Task. Retype every entry word for word.

[Saved entries]
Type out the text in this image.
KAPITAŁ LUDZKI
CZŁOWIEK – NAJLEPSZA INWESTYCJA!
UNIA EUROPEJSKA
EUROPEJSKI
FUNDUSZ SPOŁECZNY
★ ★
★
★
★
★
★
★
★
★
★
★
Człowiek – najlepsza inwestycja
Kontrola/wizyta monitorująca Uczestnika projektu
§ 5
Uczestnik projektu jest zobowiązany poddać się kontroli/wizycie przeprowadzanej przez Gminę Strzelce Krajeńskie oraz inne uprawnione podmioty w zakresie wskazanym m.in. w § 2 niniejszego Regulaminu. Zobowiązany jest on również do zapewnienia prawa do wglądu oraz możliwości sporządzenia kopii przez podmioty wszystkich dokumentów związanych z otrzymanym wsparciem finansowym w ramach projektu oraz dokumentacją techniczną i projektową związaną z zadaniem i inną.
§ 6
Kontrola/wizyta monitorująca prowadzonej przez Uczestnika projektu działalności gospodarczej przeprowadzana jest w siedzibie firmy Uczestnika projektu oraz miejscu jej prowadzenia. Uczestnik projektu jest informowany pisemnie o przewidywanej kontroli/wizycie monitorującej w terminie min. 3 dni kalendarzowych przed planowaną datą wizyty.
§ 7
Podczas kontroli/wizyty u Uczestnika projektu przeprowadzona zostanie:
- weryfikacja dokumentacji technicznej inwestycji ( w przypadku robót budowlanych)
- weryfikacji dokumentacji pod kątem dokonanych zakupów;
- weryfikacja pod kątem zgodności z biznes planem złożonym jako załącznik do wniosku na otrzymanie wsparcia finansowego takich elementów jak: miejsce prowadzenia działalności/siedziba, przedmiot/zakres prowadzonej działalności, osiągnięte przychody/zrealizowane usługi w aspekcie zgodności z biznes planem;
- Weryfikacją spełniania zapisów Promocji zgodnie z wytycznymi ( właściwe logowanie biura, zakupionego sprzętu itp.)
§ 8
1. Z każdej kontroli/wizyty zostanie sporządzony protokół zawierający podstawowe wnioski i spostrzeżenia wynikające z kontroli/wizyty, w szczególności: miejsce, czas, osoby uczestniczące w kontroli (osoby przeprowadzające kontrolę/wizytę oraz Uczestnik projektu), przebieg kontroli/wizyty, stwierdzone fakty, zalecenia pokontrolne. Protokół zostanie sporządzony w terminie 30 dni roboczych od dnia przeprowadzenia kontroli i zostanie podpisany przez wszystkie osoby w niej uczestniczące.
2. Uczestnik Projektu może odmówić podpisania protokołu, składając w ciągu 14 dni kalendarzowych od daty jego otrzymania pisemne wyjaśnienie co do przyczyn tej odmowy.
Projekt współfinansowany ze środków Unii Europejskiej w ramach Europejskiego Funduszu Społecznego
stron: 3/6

Result.
Type out the text in this image.
KAPITAŁ LUDZKI
CZŁOWIEK – NAJLEPSZA INWESTYCJA!
UNIA EUROPEJSKA
EUROPEJSKI
FUNDUSZ SPOŁECZNY
★ ★
★
★
★
★
★
★
★
★
★
★
Człowiek – najlepsza inwestycja
Kontrola/wizyta monitorująca Uczestnika projektu
§ 5
Uczestnik projektu jest zobowiązany poddać się kontroli/wizycie przeprowadzanej przez Gminę Strzelce Krajeńskie oraz inne uprawnione podmioty w zakresie wskazanym m.in. w § 2 niniejszego Regulaminu. Zobowiązany jest on również do zapewnienia prawa do wglądu oraz możliwości sporządzenia kopii przez podmioty wszystkich dokumentów związanych z otrzymanym wsparciem finansowym w ramach projektu oraz dokumentacją techniczną i projektową związaną z zadaniem i inną.
§ 6
Kontrola/wizyta monitorująca prowadzonej przez Uczestnika projektu działalności gospodarczej przeprowadzana jest w siedzibie firmy Uczestnika projektu oraz miejscu jej prowadzenia. Uczestnik projektu jest informowany pisemnie o przewidywanej kontroli/wizycie monitorującej w terminie min. 3 dni kalendarzowych przed planowaną datą wizyty.
§ 7
Podczas kontroli/wizyty u Uczestnika projektu przeprowadzona zostanie:
- weryfikacja dokumentacji technicznej inwestycji ( w przypadku robót budowlanych)
- weryfikacji dokumentacji pod kątem dokonanych zakupów;
- weryfikacja pod kątem zgodności z biznes planem złożonym jako załącznik do wniosku na otrzymanie wsparcia finansowego takich elementów jak: miejsce prowadzenia działalności/siedziba, przedmiot/zakres prowadzonej działalności, osiągnięte przychody/zrealizowane usługi w aspekcie zgodności z biznes planem;
- Weryfikacją spełniania zapisów Promocji zgodnie z wytycznymi ( właściwe logowanie biura, zakupionego sprzętu itp.)
§ 8
1. Z każdej kontroli/wizyty zostanie sporządzony protokół zawierający podstawowe wnioski i spostrzeżenia wynikające z kontroli/wizyty, w szczególności: miejsce, czas, osoby uczestniczące w kontroli (osoby przeprowadzające kontrolę/wizytę oraz Uczestnik projektu), przebieg kontroli/wizyty, stwierdzone fakty, zalecenia pokontrolne. Protokół zostanie sporządzony w terminie 30 dni roboczych od dnia przeprowadzenia kontroli i zostanie podpisany przez wszystkie osoby w niej uczestniczące.
2. Uczestnik Projektu może odmówić podpisania protokołu, składając w ciągu 14 dni kalendarzowych od daty jego otrzymania pisemne wyjaśnienie co do przyczyn tej odmowy.
Projekt współfinansowany ze środków Unii Europejskiej w ramach Europejskiego Funduszu Społecznego
stron: 3/6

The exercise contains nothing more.